:: RECORDS SHOWN ::

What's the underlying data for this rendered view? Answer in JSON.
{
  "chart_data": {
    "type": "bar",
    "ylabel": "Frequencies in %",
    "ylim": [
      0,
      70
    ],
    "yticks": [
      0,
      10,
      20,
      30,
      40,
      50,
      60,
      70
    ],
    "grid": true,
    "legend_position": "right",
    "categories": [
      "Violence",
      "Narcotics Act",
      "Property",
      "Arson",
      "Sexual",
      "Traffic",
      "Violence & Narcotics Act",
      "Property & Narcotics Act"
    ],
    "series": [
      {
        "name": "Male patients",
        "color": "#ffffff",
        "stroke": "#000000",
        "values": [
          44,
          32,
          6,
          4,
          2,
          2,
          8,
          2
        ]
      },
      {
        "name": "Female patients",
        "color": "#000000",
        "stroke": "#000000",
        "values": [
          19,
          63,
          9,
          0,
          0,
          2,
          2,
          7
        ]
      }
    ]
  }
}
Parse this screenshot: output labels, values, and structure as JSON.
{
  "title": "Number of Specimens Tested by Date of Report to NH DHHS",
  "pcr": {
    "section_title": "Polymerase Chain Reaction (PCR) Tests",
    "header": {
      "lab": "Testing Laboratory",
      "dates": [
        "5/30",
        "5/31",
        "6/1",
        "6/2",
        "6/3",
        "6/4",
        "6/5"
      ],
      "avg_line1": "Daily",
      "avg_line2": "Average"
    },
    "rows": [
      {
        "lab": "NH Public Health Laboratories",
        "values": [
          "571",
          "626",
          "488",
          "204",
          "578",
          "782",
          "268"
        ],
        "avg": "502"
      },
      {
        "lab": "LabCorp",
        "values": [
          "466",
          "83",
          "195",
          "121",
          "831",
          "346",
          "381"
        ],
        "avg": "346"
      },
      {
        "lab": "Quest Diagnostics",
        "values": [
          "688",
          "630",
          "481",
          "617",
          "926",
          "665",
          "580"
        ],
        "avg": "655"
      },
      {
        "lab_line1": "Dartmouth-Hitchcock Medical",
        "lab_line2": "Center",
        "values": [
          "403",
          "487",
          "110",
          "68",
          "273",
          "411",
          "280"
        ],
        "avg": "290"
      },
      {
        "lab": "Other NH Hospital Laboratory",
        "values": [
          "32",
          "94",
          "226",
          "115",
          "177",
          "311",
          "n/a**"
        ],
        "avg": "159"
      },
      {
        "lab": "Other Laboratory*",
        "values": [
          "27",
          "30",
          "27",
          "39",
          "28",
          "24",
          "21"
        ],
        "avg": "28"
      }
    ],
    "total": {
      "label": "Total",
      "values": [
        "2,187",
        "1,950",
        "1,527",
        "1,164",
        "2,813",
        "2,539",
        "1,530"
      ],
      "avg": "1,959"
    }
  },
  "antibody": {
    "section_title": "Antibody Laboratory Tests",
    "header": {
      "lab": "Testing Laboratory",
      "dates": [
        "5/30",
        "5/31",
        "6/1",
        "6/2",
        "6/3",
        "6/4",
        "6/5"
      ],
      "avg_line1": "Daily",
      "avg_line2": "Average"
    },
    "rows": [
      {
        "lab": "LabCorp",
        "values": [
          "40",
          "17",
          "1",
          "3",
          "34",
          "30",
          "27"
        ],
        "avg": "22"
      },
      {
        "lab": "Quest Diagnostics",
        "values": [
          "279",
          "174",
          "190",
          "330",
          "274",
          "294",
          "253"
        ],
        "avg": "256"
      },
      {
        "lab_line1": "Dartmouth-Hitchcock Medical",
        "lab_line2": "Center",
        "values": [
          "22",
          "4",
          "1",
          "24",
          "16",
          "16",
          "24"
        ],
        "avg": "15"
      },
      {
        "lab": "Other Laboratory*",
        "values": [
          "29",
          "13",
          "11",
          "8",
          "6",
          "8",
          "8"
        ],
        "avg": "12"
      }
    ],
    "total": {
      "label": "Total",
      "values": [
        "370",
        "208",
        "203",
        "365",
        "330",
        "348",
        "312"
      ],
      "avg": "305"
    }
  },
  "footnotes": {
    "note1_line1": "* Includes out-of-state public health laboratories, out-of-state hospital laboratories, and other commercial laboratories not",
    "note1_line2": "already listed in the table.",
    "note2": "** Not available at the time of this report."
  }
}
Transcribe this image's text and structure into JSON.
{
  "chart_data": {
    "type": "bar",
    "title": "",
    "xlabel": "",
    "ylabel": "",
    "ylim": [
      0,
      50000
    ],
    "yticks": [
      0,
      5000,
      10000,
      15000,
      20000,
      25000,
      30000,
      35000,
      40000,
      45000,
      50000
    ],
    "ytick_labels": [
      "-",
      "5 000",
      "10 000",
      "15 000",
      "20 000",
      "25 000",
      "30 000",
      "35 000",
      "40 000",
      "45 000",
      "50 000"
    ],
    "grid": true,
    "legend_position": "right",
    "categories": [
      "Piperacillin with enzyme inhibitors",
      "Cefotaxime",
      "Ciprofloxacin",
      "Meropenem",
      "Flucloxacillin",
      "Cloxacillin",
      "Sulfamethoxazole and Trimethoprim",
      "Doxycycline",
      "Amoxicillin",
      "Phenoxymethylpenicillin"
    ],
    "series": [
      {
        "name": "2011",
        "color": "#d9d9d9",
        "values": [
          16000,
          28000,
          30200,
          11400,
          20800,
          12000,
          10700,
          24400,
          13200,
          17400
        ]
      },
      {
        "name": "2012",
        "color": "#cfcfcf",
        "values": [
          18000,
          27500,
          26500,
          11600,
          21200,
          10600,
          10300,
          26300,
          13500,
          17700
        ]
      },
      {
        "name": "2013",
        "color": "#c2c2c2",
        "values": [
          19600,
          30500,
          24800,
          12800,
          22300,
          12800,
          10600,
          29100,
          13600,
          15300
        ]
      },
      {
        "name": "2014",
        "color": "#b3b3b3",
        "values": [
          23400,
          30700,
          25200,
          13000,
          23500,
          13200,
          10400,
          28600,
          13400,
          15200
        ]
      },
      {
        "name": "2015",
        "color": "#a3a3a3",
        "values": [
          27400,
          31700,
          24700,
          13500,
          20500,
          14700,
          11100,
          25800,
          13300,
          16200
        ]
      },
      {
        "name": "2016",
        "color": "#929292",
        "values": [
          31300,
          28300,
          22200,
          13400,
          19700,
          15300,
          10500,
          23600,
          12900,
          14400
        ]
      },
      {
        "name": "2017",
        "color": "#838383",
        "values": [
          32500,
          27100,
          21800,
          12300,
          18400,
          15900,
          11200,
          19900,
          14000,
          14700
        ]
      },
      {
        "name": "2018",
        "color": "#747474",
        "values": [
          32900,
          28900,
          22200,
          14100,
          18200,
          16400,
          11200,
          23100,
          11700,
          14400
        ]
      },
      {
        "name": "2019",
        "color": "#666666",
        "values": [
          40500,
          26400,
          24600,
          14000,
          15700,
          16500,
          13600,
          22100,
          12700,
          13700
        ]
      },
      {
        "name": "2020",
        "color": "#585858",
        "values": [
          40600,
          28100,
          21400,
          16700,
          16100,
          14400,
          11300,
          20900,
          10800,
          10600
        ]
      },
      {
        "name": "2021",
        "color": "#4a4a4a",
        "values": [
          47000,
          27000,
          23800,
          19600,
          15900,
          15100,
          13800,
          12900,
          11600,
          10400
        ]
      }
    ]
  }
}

:::

* [PROBLEM TO SOLVE]
Above are the records; copy every line in them that holds the word "Tests".

* [COMPLETED TASK]
    "section_title": "Polymerase Chain Reaction (PCR) Tests",
    "section_title": "Antibody Laboratory Tests",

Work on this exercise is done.